## Directive
Every entry must be copied word for word.

━━ Information given ━━

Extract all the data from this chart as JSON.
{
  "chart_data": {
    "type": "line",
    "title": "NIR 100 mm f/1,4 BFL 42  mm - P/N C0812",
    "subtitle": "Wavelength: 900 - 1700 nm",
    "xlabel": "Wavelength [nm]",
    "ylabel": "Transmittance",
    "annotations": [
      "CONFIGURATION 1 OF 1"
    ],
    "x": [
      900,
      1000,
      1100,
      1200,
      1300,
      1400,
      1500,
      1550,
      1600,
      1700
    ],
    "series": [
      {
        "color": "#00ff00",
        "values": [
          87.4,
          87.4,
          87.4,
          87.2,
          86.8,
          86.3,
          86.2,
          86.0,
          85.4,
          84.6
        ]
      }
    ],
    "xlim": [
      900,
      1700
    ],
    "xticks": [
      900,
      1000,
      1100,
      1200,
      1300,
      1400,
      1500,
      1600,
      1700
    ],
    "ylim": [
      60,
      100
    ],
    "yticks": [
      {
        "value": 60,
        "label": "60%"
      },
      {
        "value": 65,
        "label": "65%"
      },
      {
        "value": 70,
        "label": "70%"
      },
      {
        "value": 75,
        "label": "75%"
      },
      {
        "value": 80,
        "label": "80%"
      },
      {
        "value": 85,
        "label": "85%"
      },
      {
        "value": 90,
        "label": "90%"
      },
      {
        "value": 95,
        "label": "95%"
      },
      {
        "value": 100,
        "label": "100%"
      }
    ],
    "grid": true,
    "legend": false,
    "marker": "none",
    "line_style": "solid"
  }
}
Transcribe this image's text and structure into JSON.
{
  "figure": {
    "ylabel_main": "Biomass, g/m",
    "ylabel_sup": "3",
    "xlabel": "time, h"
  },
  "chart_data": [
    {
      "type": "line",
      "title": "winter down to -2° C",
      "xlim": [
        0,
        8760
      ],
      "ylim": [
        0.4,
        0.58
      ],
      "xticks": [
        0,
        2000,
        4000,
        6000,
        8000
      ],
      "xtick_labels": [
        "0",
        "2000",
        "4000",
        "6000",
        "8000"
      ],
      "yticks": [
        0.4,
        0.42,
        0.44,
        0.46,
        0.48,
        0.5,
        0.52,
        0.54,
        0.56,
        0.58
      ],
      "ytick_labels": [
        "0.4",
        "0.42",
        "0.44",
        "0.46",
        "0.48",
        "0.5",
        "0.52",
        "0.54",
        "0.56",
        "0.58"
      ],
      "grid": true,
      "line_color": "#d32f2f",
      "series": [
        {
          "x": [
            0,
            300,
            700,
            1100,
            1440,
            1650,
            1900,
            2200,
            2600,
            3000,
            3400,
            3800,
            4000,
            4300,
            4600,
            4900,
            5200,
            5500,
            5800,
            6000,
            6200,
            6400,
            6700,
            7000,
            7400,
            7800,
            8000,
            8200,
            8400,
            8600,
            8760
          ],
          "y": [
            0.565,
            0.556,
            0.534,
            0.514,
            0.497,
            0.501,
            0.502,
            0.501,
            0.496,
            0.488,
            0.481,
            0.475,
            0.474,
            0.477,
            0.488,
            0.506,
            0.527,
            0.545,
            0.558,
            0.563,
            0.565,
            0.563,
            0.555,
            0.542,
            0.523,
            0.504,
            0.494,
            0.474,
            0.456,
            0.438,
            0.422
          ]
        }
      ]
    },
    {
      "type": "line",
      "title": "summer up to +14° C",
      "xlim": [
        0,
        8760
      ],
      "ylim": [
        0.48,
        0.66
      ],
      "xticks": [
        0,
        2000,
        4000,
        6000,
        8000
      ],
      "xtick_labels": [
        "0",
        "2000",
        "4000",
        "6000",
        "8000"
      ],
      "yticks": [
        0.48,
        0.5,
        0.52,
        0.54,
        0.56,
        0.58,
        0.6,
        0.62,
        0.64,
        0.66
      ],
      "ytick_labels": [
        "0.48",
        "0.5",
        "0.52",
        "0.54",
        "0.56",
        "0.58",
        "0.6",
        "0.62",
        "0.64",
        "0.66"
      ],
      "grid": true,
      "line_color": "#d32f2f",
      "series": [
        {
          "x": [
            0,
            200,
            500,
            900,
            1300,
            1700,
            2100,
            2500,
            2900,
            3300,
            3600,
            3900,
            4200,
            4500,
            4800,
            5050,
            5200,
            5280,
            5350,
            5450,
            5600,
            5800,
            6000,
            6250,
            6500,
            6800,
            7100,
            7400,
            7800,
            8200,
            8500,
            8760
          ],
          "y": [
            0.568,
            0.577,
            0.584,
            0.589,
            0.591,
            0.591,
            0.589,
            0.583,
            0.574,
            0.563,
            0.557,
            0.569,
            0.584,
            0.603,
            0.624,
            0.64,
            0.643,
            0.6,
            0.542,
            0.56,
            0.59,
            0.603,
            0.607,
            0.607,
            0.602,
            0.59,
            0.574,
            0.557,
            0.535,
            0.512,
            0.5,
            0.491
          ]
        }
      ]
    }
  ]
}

━━━

## Answer for this exercise
Extract all the data from this chart as JSON.
{
  "chart_data": {
    "type": "line",
    "title": "NIR 100 mm f/1,4 BFL 42  mm - P/N C0812",
    "subtitle": "Wavelength: 900 - 1700 nm",
    "xlabel": "Wavelength [nm]",
    "ylabel": "Transmittance",
    "annotations": [
      "CONFIGURATION 1 OF 1"
    ],
    "x": [
      900,
      1000,
      1100,
      1200,
      1300,
      1400,
      1500,
      1550,
      1600,
      1700
    ],
    "series": [
      {
        "color": "#00ff00",
        "values": [
          87.4,
          87.4,
          87.4,
          87.2,
          86.8,
          86.3,
          86.2,
          86.0,
          85.4,
          84.6
        ]
      }
    ],
    "xlim": [
      900,
      1700
    ],
    "xticks": [
      900,
      1000,
      1100,
      1200,
      1300,
      1400,
      1500,
      1600,
      1700
    ],
    "ylim": [
      60,
      100
    ],
    "yticks": [
      {
        "value": 60,
        "label": "60%"
      },
      {
        "value": 65,
        "label": "65%"
      },
      {
        "value": 70,
        "label": "70%"
      },
      {
        "value": 75,
        "label": "75%"
      },
      {
        "value": 80,
        "label": "80%"
      },
      {
        "value": 85,
        "label": "85%"
      },
      {
        "value": 90,
        "label": "90%"
      },
      {
        "value": 95,
        "label": "95%"
      },
      {
        "value": 100,
        "label": "100%"
      }
    ],
    "grid": true,
    "legend": false,
    "marker": "none",
    "line_style": "solid"
  }
}
Transcribe this image's text and structure into JSON.
{
  "figure": {
    "ylabel_main": "Biomass, g/m",
    "ylabel_sup": "3",
    "xlabel": "time, h"
  },
  "chart_data": [
    {
      "type": "line",
      "title": "winter down to -2° C",
      "xlim": [
        0,
        8760
      ],
      "ylim": [
        0.4,
        0.58
      ],
      "xticks": [
        0,
        2000,
        4000,
        6000,
        8000
      ],
      "xtick_labels": [
        "0",
        "2000",
        "4000",
        "6000",
        "8000"
      ],
      "yticks": [
        0.4,
        0.42,
        0.44,
        0.46,
        0.48,
        0.5,
        0.52,
        0.54,
        0.56,
        0.58
      ],
      "ytick_labels": [
        "0.4",
        "0.42",
        "0.44",
        "0.46",
        "0.48",
        "0.5",
        "0.52",
        "0.54",
        "0.56",
        "0.58"
      ],
      "grid": true,
      "line_color": "#d32f2f",
      "series": [
        {
          "x": [
            0,
            300,
            700,
            1100,
            1440,
            1650,
            1900,
            2200,
            2600,
            3000,
            3400,
            3800,
            4000,
            4300,
            4600,
            4900,
            5200,
            5500,
            5800,
            6000,
            6200,
            6400,
            6700,
            7000,
            7400,
            7800,
            8000,
            8200,
            8400,
            8600,
            8760
          ],
          "y": [
            0.565,
            0.556,
            0.534,
            0.514,
            0.497,
            0.501,
            0.502,
            0.501,
            0.496,
            0.488,
            0.481,
            0.475,
            0.474,
            0.477,
            0.488,
            0.506,
            0.527,
            0.545,
            0.558,
            0.563,
            0.565,
            0.563,
            0.555,
            0.542,
            0.523,
            0.504,
            0.494,
            0.474,
            0.456,
            0.438,
            0.422
          ]
        }
      ]
    },
    {
      "type": "line",
      "title": "summer up to +14° C",
      "xlim": [
        0,
        8760
      ],
      "ylim": [
        0.48,
        0.66
      ],
      "xticks": [
        0,
        2000,
        4000,
        6000,
        8000
      ],
      "xtick_labels": [
        "0",
        "2000",
        "4000",
        "6000",
        "8000"
      ],
      "yticks": [
        0.48,
        0.5,
        0.52,
        0.54,
        0.56,
        0.58,
        0.6,
        0.62,
        0.64,
        0.66
      ],
      "ytick_labels": [
        "0.48",
        "0.5",
        "0.52",
        "0.54",
        "0.56",
        "0.58",
        "0.6",
        "0.62",
        "0.64",
        "0.66"
      ],
      "grid": true,
      "line_color": "#d32f2f",
      "series": [
        {
          "x": [
            0,
            200,
            500,
            900,
            1300,
            1700,
            2100,
            2500,
            2900,
            3300,
            3600,
            3900,
            4200,
            4500,
            4800,
            5050,
            5200,
            5280,
            5350,
            5450,
            5600,
            5800,
            6000,
            6250,
            6500,
            6800,
            7100,
            7400,
            7800,
            8200,
            8500,
            8760
          ],
          "y": [
            0.568,
            0.577,
            0.584,
            0.589,
            0.591,
            0.591,
            0.589,
            0.583,
            0.574,
            0.563,
            0.557,
            0.569,
            0.584,
            0.603,
            0.624,
            0.64,
            0.643,
            0.6,
            0.542,
            0.56,
            0.59,
            0.603,
            0.607,
            0.607,
            0.602,
            0.59,
            0.574,
            0.557,
            0.535,
            0.512,
            0.5,
            0.491
          ]
        }
      ]
    }
  ]
}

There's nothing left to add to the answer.